04/03/2009 - 10:00
Não que sua descoberta mais famosa, que entrou para a história com o seu nome, não tenha sido importante. O livro prova, no entanto, que Arquimedes transitou por muitas outras áreas e deduziu fórmulas e princípios científicos que são aplicados nos dias de hoje. Entre essas antevisões está a própria linguagem que permitiu a criação e o desenvolvimento dos computadores. Os autores sugerem, inclusive, que a tradição científica ocidental poderia ter tomado outro rumo se os insights matemáticos de Arquimedes sobre conceitos como o infinito e a probabilidade não tivessem vindo à tona apenas agora.
A VIAGEM Livro conta a trajetória do manuscrito
de Arquimedes, retratado pelo pintor italiano
Domenico Fetti no séc. XVII
Ele foi uma grande influência para cientistas como Galileu Galilei e Isaac Newton, e esboçou teorias que seriam formuladas definitivamente por eles séculos depois. Entre as curiosidades desvendadas no palimpseto (pergaminho reutilizado) estão observações críticas acerca do pensamento do filósofo grego Aristóteles. Seriam esses os mais antigos comentários expressos sobre o seu trabalho – ele viveu um século antes de Arquimedes, entre os anos 384 a.C. e 322 a.C. "Encontrar comentários sobre as categorias filosóficas formuladas por Aristóteles no século III é fantástico", diz Noel.
Além de relatar todas essas descobertas, o livro refaz com riqueza de detalhes e um fascinante ritmo narrativo o longo e acidentado trajeto percorrido pelo palimpseto. Ele chegou a ser totalmente apagado e depois foi novamente utilizado em Jerusalém no século XIII por um escriba cristão chamado John Myronas.
Um fax vindo do passado
Para decodificar as palavras escritas de próprio punho pelo matemático Arquimedes, foi necessário separá-las dos tênues traços de orações medievais que também haviam sido escritas no mesmo pergaminho. Para isso foi utilizada uma moderna tecnologia de digitalização da imagem que trouxe à luz o texto oculto há milhares de anos. O trabalho durou uma década e foram precisos meses até que a primeira sentença de Arquimedes, nascido em Siracusa, na Sicília, fosse devidamente identificada: "Vislumbrar a primeira palavra de um texto de 800 anos é como receber um fax do século III a.C.", diz o coautor William Noel.

EXERCÍCIOS PROPOSTOS —
1. De acordo com o texto sobre Arquimedes, quem voltou a utilizar o pergaminho em Jerusalém no século XIII?
2. Enumere todas as pessoas citadas nominalmente no texto sobre Arquimedes.
3. Transcreva do texto sobre Arquimedes o trecho que vai de "04/03/2009 - 10:00" até "tona apenas agora.".

DADOS FORNECIDOS —
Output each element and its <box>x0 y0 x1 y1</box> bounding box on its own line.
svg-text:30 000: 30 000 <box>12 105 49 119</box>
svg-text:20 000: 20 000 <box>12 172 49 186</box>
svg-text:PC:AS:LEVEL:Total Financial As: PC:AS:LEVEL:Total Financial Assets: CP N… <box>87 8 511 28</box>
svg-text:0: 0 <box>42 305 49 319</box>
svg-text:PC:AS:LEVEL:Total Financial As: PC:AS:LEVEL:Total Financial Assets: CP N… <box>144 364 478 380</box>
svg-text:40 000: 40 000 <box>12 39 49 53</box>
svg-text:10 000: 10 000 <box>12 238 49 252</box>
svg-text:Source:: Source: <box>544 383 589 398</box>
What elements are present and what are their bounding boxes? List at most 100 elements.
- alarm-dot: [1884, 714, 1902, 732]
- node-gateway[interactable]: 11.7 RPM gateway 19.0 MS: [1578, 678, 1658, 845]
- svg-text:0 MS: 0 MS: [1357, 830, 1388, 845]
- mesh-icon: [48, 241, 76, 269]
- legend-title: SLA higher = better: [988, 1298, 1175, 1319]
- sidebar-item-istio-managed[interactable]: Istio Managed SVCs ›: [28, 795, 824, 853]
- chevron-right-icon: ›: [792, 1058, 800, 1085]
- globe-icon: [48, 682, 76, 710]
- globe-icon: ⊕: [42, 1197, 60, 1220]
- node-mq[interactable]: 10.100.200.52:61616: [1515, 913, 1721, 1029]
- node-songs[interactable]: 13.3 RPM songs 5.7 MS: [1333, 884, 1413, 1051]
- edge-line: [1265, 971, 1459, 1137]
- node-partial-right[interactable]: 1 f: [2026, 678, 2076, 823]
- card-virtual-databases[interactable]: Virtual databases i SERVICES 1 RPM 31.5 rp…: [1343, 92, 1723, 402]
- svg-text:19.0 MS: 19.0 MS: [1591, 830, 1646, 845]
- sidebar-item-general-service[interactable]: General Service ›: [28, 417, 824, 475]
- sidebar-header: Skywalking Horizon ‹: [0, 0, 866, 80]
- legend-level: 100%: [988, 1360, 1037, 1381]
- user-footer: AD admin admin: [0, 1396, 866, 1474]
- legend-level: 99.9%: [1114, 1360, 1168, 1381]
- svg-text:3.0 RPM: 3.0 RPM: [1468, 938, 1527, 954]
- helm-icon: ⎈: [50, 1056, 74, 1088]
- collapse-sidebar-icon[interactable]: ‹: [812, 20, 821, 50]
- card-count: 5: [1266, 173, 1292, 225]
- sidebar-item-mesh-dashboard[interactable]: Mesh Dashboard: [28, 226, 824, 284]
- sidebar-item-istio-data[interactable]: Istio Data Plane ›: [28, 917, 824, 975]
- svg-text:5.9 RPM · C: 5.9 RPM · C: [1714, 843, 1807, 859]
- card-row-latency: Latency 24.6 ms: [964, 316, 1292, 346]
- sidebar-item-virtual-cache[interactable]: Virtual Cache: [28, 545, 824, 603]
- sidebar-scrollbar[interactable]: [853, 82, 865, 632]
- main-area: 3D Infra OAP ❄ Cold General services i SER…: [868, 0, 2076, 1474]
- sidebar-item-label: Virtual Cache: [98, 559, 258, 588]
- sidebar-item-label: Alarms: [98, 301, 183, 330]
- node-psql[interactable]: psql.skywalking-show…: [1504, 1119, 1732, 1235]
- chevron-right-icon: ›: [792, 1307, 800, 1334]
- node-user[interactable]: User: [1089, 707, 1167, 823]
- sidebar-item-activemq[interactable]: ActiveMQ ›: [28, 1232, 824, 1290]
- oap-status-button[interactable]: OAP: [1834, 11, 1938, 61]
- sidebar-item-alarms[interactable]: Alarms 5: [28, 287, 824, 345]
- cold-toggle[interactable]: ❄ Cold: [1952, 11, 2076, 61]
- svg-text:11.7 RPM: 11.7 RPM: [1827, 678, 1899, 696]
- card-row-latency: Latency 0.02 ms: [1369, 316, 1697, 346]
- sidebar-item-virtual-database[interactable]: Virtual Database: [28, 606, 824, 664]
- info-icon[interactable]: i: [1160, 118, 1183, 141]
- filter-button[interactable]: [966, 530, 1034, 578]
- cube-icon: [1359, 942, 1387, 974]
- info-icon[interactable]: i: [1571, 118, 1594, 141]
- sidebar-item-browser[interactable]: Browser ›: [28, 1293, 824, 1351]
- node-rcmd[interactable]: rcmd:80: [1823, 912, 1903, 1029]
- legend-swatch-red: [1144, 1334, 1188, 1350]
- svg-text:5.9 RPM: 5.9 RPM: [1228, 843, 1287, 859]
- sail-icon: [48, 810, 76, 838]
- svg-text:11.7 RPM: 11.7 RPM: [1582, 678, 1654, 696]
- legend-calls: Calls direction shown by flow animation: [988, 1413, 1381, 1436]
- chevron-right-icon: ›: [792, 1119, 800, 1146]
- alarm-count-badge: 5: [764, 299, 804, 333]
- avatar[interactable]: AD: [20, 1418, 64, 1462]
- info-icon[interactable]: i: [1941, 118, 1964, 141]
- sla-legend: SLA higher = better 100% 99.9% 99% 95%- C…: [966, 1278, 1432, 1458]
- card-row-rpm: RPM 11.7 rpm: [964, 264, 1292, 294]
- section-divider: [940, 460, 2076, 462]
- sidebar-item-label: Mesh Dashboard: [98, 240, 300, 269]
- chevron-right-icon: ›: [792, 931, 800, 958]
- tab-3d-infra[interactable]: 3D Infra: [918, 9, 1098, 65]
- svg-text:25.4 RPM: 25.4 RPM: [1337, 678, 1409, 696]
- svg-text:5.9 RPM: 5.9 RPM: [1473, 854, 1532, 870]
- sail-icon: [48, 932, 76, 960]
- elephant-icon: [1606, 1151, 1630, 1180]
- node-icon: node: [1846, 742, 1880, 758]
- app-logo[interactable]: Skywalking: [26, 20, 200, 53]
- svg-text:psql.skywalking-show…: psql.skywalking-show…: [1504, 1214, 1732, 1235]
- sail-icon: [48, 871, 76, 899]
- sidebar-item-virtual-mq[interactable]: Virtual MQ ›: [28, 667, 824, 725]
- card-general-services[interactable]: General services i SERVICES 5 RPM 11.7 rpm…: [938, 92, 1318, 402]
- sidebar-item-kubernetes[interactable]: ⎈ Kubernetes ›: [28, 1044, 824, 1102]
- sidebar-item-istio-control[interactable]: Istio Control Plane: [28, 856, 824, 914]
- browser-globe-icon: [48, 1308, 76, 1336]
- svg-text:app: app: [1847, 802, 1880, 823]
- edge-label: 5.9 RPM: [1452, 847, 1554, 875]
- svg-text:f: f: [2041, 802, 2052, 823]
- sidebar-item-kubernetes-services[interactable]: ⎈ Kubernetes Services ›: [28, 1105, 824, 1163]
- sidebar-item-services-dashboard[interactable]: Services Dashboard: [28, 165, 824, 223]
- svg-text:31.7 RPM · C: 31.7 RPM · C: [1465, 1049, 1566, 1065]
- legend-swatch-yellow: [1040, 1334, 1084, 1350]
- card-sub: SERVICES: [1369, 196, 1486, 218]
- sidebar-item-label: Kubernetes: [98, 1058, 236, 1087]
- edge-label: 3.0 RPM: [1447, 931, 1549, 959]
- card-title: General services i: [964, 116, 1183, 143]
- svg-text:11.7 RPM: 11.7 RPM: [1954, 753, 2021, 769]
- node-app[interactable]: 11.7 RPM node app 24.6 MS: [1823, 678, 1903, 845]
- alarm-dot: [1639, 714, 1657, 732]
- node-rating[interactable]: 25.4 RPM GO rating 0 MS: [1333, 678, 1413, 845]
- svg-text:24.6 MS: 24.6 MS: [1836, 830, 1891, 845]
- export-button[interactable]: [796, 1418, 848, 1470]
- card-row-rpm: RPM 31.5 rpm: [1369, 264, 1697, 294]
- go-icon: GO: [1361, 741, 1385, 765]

RESPOSTAS DOS EXERCÍCIOS —
1. Um escriba cristão chamado John Myronas.

2. Arquimedes, Domenico Fetti, Galileu Galilei, Isaac Newton, Aristóteles, William Noel e John Myronas.

3.
04/03/2009 - 10:00
Não que sua descoberta mais famosa, que entrou para a história com o seu nome, não tenha sido importante. O livro prova, no entanto, que Arquimedes transitou por muitas outras áreas e deduziu fórmulas e princípios científicos que são aplicados nos dias de hoje. Entre essas antevisões está a própria linguagem que permitiu a criação e o desenvolvimento dos computadores. Os autores sugerem, inclusive, que a tradição científica ocidental poderia ter tomado outro rumo se os insights matemáticos de Arquimedes sobre conceitos como o infinito e a probabilidade não tivessem vindo à tona apenas agora.